Start Supplied data

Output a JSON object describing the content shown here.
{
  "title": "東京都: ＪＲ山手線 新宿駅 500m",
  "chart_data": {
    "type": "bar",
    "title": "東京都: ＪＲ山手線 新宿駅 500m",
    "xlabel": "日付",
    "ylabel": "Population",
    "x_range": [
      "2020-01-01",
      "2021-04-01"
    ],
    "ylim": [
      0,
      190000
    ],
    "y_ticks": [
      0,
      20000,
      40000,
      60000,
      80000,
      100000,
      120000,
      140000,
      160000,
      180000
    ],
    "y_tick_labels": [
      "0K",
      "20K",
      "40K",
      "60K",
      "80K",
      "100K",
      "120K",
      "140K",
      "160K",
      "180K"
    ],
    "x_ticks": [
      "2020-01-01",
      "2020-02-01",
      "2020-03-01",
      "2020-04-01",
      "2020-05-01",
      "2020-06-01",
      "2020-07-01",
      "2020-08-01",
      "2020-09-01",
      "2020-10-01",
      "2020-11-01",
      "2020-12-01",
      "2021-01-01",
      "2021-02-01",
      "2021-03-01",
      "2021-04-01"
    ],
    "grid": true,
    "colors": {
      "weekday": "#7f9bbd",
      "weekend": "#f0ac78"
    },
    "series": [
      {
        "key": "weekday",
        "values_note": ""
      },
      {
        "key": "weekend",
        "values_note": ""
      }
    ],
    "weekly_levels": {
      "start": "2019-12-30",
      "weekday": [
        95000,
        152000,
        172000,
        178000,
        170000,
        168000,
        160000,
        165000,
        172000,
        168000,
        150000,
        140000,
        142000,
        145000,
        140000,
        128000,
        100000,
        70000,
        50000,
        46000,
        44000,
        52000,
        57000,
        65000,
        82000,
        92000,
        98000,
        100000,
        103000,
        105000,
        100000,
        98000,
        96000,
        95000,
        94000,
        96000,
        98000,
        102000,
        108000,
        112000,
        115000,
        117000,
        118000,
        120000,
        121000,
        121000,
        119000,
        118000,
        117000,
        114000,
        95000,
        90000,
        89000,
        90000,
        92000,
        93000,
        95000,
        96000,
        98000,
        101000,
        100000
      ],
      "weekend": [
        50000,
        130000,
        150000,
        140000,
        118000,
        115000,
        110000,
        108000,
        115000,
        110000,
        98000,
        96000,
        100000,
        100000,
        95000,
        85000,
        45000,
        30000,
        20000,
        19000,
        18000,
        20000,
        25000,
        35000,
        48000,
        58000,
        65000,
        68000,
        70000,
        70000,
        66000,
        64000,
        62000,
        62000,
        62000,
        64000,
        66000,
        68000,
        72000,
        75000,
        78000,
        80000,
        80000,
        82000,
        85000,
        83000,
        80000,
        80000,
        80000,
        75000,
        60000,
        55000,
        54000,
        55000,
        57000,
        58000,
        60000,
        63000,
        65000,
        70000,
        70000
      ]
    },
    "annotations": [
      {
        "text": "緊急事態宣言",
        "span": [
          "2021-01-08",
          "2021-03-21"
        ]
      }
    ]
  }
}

End Supplied data

- _Directions_
Return each line with "weekend".

- _Solution for this exercise_
      "weekend": "#f0ac78"
        "key": "weekend",
      "weekend": [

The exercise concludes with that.